Transcribe each line exactly.

Recorded data:
+===+

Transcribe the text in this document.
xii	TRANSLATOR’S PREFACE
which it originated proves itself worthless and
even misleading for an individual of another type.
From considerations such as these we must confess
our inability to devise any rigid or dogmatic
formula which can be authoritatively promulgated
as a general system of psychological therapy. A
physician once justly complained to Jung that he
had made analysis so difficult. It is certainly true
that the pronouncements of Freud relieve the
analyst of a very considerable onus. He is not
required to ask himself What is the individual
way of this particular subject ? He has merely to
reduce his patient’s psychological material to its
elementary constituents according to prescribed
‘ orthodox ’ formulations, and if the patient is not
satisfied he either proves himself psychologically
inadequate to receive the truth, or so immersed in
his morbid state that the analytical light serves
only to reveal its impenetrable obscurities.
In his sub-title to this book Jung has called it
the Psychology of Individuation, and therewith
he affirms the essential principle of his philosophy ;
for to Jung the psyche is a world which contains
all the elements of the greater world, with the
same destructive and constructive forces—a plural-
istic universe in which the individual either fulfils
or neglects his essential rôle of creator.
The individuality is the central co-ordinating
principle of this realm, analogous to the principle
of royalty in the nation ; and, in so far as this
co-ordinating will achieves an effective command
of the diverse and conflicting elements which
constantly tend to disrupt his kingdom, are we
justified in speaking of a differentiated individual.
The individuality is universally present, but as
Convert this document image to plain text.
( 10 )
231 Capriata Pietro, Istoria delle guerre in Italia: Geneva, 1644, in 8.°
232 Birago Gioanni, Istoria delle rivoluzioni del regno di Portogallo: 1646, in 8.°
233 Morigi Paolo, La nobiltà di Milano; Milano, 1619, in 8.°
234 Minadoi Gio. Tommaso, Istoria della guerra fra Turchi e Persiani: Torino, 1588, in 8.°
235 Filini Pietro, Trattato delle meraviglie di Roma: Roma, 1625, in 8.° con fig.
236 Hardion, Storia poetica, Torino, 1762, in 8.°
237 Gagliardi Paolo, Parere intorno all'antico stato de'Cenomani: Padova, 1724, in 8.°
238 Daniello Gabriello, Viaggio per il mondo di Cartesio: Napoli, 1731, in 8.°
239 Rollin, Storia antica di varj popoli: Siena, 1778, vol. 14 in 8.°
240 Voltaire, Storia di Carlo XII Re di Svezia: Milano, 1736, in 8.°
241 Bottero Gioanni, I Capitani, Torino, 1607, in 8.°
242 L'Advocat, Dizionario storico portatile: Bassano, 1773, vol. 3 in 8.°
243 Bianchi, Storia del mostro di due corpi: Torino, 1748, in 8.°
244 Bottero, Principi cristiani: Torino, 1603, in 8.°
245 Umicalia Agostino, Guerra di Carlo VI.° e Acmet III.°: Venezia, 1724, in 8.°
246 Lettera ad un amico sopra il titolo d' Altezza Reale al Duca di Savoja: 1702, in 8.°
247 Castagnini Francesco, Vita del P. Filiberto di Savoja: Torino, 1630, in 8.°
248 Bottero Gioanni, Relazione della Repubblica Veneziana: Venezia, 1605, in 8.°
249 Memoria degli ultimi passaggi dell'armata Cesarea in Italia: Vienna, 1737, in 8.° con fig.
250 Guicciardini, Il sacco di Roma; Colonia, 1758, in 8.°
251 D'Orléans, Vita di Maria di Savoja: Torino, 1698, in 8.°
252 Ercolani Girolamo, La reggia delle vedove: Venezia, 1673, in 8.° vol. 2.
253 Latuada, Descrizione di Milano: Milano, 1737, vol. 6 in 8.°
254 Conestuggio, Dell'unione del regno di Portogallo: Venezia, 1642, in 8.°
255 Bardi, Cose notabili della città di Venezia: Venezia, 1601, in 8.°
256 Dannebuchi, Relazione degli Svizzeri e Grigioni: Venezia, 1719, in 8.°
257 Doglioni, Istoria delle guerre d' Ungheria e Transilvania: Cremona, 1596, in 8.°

+===+

● **Exercise result**
Transcribe the text in this document.
xii	TRANSLATOR’S PREFACE
which it originated proves itself worthless and
even misleading for an individual of another type.
From considerations such as these we must confess
our inability to devise any rigid or dogmatic
formula which can be authoritatively promulgated
as a general system of psychological therapy. A
physician once justly complained to Jung that he
had made analysis so difficult. It is certainly true
that the pronouncements of Freud relieve the
analyst of a very considerable onus. He is not
required to ask himself What is the individual
way of this particular subject ? He has merely to
reduce his patient’s psychological material to its
elementary constituents according to prescribed
‘ orthodox ’ formulations, and if the patient is not
satisfied he either proves himself psychologically
inadequate to receive the truth, or so immersed in
his morbid state that the analytical light serves
only to reveal its impenetrable obscurities.
In his sub-title to this book Jung has called it
the Psychology of Individuation, and therewith
he affirms the essential principle of his philosophy ;
for to Jung the psyche is a world which contains
all the elements of the greater world, with the
same destructive and constructive forces—a plural-
istic universe in which the individual either fulfils
or neglects his essential rôle of creator.
The individuality is the central co-ordinating
principle of this realm, analogous to the principle
of royalty in the nation ; and, in so far as this
co-ordinating will achieves an effective command
of the diverse and conflicting elements which
constantly tend to disrupt his kingdom, are we
justified in speaking of a differentiated individual.
The individuality is universally present, but as
Convert this document image to plain text.
( 10 )
231 Capriata Pietro, Istoria delle guerre in Italia: Geneva, 1644, in 8.°
232 Birago Gioanni, Istoria delle rivoluzioni del regno di Portogallo: 1646, in 8.°
233 Morigi Paolo, La nobiltà di Milano; Milano, 1619, in 8.°
234 Minadoi Gio. Tommaso, Istoria della guerra fra Turchi e Persiani: Torino, 1588, in 8.°
235 Filini Pietro, Trattato delle meraviglie di Roma: Roma, 1625, in 8.° con fig.
236 Hardion, Storia poetica, Torino, 1762, in 8.°
237 Gagliardi Paolo, Parere intorno all'antico stato de'Cenomani: Padova, 1724, in 8.°
238 Daniello Gabriello, Viaggio per il mondo di Cartesio: Napoli, 1731, in 8.°
239 Rollin, Storia antica di varj popoli: Siena, 1778, vol. 14 in 8.°
240 Voltaire, Storia di Carlo XII Re di Svezia: Milano, 1736, in 8.°
241 Bottero Gioanni, I Capitani, Torino, 1607, in 8.°
242 L'Advocat, Dizionario storico portatile: Bassano, 1773, vol. 3 in 8.°
243 Bianchi, Storia del mostro di due corpi: Torino, 1748, in 8.°
244 Bottero, Principi cristiani: Torino, 1603, in 8.°
245 Umicalia Agostino, Guerra di Carlo VI.° e Acmet III.°: Venezia, 1724, in 8.°
246 Lettera ad un amico sopra il titolo d' Altezza Reale al Duca di Savoja: 1702, in 8.°
247 Castagnini Francesco, Vita del P. Filiberto di Savoja: Torino, 1630, in 8.°
248 Bottero Gioanni, Relazione della Repubblica Veneziana: Venezia, 1605, in 8.°
249 Memoria degli ultimi passaggi dell'armata Cesarea in Italia: Vienna, 1737, in 8.° con fig.
250 Guicciardini, Il sacco di Roma; Colonia, 1758, in 8.°
251 D'Orléans, Vita di Maria di Savoja: Torino, 1698, in 8.°
252 Ercolani Girolamo, La reggia delle vedove: Venezia, 1673, in 8.° vol. 2.
253 Latuada, Descrizione di Milano: Milano, 1737, vol. 6 in 8.°
254 Conestuggio, Dell'unione del regno di Portogallo: Venezia, 1642, in 8.°
255 Bardi, Cose notabili della città di Venezia: Venezia, 1601, in 8.°
256 Dannebuchi, Relazione degli Svizzeri e Grigioni: Venezia, 1719, in 8.°
257 Doglioni, Istoria delle guerre d' Ungheria e Transilvania: Cremona, 1596, in 8.°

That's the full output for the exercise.